**Supplied data**:
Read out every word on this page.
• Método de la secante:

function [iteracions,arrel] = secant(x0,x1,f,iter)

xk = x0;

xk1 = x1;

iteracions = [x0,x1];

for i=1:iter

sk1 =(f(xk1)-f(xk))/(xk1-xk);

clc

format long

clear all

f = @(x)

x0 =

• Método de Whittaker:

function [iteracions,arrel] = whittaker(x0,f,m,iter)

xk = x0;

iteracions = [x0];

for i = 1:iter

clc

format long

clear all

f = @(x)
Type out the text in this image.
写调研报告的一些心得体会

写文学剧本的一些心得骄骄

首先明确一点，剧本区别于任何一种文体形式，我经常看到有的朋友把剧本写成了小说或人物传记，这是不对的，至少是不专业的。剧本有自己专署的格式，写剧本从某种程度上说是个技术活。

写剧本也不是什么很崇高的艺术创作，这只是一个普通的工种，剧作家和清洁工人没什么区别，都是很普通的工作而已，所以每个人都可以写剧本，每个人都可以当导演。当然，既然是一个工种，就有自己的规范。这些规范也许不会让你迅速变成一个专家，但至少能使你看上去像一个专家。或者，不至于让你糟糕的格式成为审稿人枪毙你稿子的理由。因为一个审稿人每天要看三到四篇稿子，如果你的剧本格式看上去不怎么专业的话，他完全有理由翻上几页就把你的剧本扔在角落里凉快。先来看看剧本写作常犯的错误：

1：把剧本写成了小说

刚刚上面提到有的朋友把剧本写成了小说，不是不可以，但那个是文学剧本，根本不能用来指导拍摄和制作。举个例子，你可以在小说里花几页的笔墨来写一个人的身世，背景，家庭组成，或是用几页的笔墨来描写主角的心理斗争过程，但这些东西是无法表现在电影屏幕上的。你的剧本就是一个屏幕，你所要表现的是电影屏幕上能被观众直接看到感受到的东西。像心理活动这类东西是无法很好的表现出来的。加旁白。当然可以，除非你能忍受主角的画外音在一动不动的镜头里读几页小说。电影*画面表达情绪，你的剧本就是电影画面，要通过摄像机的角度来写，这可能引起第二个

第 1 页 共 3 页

**Set problem**: Every record shown above must be echoed exactly.

**Answer to this task**:
Read out every word on this page.
• Método de la secante:

function [iteracions,arrel] = secant(x0,x1,f,iter)

xk = x0;

xk1 = x1;

iteracions = [x0,x1];

for i=1:iter

sk1 =(f(xk1)-f(xk))/(xk1-xk);

clc

format long

clear all

f = @(x)

x0 =

• Método de Whittaker:

function [iteracions,arrel] = whittaker(x0,f,m,iter)

xk = x0;

iteracions = [x0];

for i = 1:iter

clc

format long

clear all

f = @(x)
Type out the text in this image.
写调研报告的一些心得体会

写文学剧本的一些心得骄骄

首先明确一点，剧本区别于任何一种文体形式，我经常看到有的朋友把剧本写成了小说或人物传记，这是不对的，至少是不专业的。剧本有自己专署的格式，写剧本从某种程度上说是个技术活。

写剧本也不是什么很崇高的艺术创作，这只是一个普通的工种，剧作家和清洁工人没什么区别，都是很普通的工作而已，所以每个人都可以写剧本，每个人都可以当导演。当然，既然是一个工种，就有自己的规范。这些规范也许不会让你迅速变成一个专家，但至少能使你看上去像一个专家。或者，不至于让你糟糕的格式成为审稿人枪毙你稿子的理由。因为一个审稿人每天要看三到四篇稿子，如果你的剧本格式看上去不怎么专业的话，他完全有理由翻上几页就把你的剧本扔在角落里凉快。先来看看剧本写作常犯的错误：

1：把剧本写成了小说

刚刚上面提到有的朋友把剧本写成了小说，不是不可以，但那个是文学剧本，根本不能用来指导拍摄和制作。举个例子，你可以在小说里花几页的笔墨来写一个人的身世，背景，家庭组成，或是用几页的笔墨来描写主角的心理斗争过程，但这些东西是无法表现在电影屏幕上的。你的剧本就是一个屏幕，你所要表现的是电影屏幕上能被观众直接看到感受到的东西。像心理活动这类东西是无法很好的表现出来的。加旁白。当然可以，除非你能忍受主角的画外音在一动不动的镜头里读几页小说。电影*画面表达情绪，你的剧本就是电影画面，要通过摄像机的角度来写，这可能引起第二个

第 1 页 共 3 页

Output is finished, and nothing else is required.